TASK DIRECTIONS: Output every record word for word.

[Stored items from a collection]
_ _ _ _ _

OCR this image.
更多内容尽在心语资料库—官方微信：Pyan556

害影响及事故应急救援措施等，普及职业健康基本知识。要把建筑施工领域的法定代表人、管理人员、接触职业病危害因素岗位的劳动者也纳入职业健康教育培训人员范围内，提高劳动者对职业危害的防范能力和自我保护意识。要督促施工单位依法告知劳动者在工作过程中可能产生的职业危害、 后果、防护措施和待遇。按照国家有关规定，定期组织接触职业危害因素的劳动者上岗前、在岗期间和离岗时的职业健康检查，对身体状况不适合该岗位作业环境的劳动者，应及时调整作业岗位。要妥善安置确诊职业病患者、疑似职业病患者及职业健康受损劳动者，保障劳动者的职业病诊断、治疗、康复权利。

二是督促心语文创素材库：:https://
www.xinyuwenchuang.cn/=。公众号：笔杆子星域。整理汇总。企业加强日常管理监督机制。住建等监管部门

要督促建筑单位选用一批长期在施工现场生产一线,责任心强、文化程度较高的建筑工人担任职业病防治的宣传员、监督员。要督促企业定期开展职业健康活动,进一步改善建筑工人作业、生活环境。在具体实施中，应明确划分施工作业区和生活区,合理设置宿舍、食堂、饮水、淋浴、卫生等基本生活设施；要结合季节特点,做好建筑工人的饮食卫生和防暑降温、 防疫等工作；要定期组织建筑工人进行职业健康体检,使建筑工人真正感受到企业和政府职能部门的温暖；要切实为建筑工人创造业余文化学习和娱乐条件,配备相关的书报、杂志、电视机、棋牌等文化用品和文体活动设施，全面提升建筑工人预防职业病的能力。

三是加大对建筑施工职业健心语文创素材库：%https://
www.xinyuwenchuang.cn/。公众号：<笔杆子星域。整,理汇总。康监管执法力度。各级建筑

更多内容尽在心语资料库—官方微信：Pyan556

_ _ _ _ _

TASK SOLUTION:
OCR this image.
更多内容尽在心语资料库—官方微信：Pyan556

害影响及事故应急救援措施等，普及职业健康基本知识。要把建筑施工领域的法定代表人、管理人员、接触职业病危害因素岗位的劳动者也纳入职业健康教育培训人员范围内，提高劳动者对职业危害的防范能力和自我保护意识。要督促施工单位依法告知劳动者在工作过程中可能产生的职业危害、 后果、防护措施和待遇。按照国家有关规定，定期组织接触职业危害因素的劳动者上岗前、在岗期间和离岗时的职业健康检查，对身体状况不适合该岗位作业环境的劳动者，应及时调整作业岗位。要妥善安置确诊职业病患者、疑似职业病患者及职业健康受损劳动者，保障劳动者的职业病诊断、治疗、康复权利。

二是督促心语文创素材库：:https://
www.xinyuwenchuang.cn/=。公众号：笔杆子星域。整理汇总。企业加强日常管理监督机制。住建等监管部门

要督促建筑单位选用一批长期在施工现场生产一线,责任心强、文化程度较高的建筑工人担任职业病防治的宣传员、监督员。要督促企业定期开展职业健康活动,进一步改善建筑工人作业、生活环境。在具体实施中，应明确划分施工作业区和生活区,合理设置宿舍、食堂、饮水、淋浴、卫生等基本生活设施；要结合季节特点,做好建筑工人的饮食卫生和防暑降温、 防疫等工作；要定期组织建筑工人进行职业健康体检,使建筑工人真正感受到企业和政府职能部门的温暖；要切实为建筑工人创造业余文化学习和娱乐条件,配备相关的书报、杂志、电视机、棋牌等文化用品和文体活动设施，全面提升建筑工人预防职业病的能力。

三是加大对建筑施工职业健心语文创素材库：%https://
www.xinyuwenchuang.cn/。公众号：<笔杆子星域。整,理汇总。康监管执法力度。各级建筑

更多内容尽在心语资料库—官方微信：Pyan556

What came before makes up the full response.